'''
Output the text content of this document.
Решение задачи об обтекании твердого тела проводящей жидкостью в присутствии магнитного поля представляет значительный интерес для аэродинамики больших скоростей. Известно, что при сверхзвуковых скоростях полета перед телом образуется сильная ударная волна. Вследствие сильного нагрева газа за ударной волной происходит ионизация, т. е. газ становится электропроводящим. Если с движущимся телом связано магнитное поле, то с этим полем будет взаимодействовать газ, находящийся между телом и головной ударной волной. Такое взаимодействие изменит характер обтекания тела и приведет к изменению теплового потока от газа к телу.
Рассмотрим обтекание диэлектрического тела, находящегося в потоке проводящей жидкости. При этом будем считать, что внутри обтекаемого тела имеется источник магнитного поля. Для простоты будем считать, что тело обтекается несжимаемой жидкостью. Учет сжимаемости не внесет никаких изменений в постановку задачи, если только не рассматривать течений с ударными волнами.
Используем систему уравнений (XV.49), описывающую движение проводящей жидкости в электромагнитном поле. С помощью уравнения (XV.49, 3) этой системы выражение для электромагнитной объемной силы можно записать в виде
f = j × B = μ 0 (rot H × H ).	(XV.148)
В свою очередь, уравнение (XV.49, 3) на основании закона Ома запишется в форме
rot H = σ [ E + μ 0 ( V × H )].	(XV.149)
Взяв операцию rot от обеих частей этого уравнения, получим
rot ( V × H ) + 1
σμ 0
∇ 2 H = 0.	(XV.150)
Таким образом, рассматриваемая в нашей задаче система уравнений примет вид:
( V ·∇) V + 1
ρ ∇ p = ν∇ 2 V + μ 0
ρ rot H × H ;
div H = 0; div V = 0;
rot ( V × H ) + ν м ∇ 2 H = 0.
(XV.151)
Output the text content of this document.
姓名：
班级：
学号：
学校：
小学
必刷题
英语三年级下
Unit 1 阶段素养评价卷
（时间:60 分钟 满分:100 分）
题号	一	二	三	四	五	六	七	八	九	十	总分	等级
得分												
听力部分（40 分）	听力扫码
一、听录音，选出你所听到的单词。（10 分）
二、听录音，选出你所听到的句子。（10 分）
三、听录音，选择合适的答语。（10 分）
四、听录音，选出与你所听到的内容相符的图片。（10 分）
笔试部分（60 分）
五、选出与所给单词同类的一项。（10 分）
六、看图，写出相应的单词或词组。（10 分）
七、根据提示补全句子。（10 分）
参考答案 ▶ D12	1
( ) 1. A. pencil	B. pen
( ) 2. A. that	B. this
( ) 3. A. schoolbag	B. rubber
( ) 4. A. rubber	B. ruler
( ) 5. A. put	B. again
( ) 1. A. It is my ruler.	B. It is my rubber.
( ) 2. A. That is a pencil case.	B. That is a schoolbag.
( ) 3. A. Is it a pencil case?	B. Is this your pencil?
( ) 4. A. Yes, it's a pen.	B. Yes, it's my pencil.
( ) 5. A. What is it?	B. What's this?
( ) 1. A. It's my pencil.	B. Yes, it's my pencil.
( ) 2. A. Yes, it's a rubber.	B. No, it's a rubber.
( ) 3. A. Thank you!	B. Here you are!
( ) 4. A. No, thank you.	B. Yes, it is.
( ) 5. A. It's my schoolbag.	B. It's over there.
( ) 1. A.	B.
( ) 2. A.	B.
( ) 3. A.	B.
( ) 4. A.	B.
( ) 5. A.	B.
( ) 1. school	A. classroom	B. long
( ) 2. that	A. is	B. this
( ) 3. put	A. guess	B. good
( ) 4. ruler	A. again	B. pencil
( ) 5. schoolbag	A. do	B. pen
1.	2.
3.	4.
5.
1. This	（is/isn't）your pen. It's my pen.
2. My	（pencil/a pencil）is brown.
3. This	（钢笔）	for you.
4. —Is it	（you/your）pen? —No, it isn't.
'''
*Challenge*: Restate all of the entries above precisely.

*Solution*:
Output the text content of this document.
Решение задачи об обтекании твердого тела проводящей жидкостью в присутствии магнитного поля представляет значительный интерес для аэродинамики больших скоростей. Известно, что при сверхзвуковых скоростях полета перед телом образуется сильная ударная волна. Вследствие сильного нагрева газа за ударной волной происходит ионизация, т. е. газ становится электропроводящим. Если с движущимся телом связано магнитное поле, то с этим полем будет взаимодействовать газ, находящийся между телом и головной ударной волной. Такое взаимодействие изменит характер обтекания тела и приведет к изменению теплового потока от газа к телу.
Рассмотрим обтекание диэлектрического тела, находящегося в потоке проводящей жидкости. При этом будем считать, что внутри обтекаемого тела имеется источник магнитного поля. Для простоты будем считать, что тело обтекается несжимаемой жидкостью. Учет сжимаемости не внесет никаких изменений в постановку задачи, если только не рассматривать течений с ударными волнами.
Используем систему уравнений (XV.49), описывающую движение проводящей жидкости в электромагнитном поле. С помощью уравнения (XV.49, 3) этой системы выражение для электромагнитной объемной силы можно записать в виде
f = j × B = μ 0 (rot H × H ).	(XV.148)
В свою очередь, уравнение (XV.49, 3) на основании закона Ома запишется в форме
rot H = σ [ E + μ 0 ( V × H )].	(XV.149)
Взяв операцию rot от обеих частей этого уравнения, получим
rot ( V × H ) + 1
σμ 0
∇ 2 H = 0.	(XV.150)
Таким образом, рассматриваемая в нашей задаче система уравнений примет вид:
( V ·∇) V + 1
ρ ∇ p = ν∇ 2 V + μ 0
ρ rot H × H ;
div H = 0; div V = 0;
rot ( V × H ) + ν м ∇ 2 H = 0.
(XV.151)
Output the text content of this document.
姓名：
班级：
学号：
学校：
小学
必刷题
英语三年级下
Unit 1 阶段素养评价卷
（时间:60 分钟 满分:100 分）
题号	一	二	三	四	五	六	七	八	九	十	总分	等级
得分												
听力部分（40 分）	听力扫码
一、听录音，选出你所听到的单词。（10 分）
二、听录音，选出你所听到的句子。（10 分）
三、听录音，选择合适的答语。（10 分）
四、听录音，选出与你所听到的内容相符的图片。（10 分）
笔试部分（60 分）
五、选出与所给单词同类的一项。（10 分）
六、看图，写出相应的单词或词组。（10 分）
七、根据提示补全句子。（10 分）
参考答案 ▶ D12	1
( ) 1. A. pencil	B. pen
( ) 2. A. that	B. this
( ) 3. A. schoolbag	B. rubber
( ) 4. A. rubber	B. ruler
( ) 5. A. put	B. again
( ) 1. A. It is my ruler.	B. It is my rubber.
( ) 2. A. That is a pencil case.	B. That is a schoolbag.
( ) 3. A. Is it a pencil case?	B. Is this your pencil?
( ) 4. A. Yes, it's a pen.	B. Yes, it's my pencil.
( ) 5. A. What is it?	B. What's this?
( ) 1. A. It's my pencil.	B. Yes, it's my pencil.
( ) 2. A. Yes, it's a rubber.	B. No, it's a rubber.
( ) 3. A. Thank you!	B. Here you are!
( ) 4. A. No, thank you.	B. Yes, it is.
( ) 5. A. It's my schoolbag.	B. It's over there.
( ) 1. A.	B.
( ) 2. A.	B.
( ) 3. A.	B.
( ) 4. A.	B.
( ) 5. A.	B.
( ) 1. school	A. classroom	B. long
( ) 2. that	A. is	B. this
( ) 3. put	A. guess	B. good
( ) 4. ruler	A. again	B. pencil
( ) 5. schoolbag	A. do	B. pen
1.	2.
3.	4.
5.
1. This	（is/isn't）your pen. It's my pen.
2. My	（pencil/a pencil）is brown.
3. This	（钢笔）	for you.
4. —Is it	（you/your）pen? —No, it isn't.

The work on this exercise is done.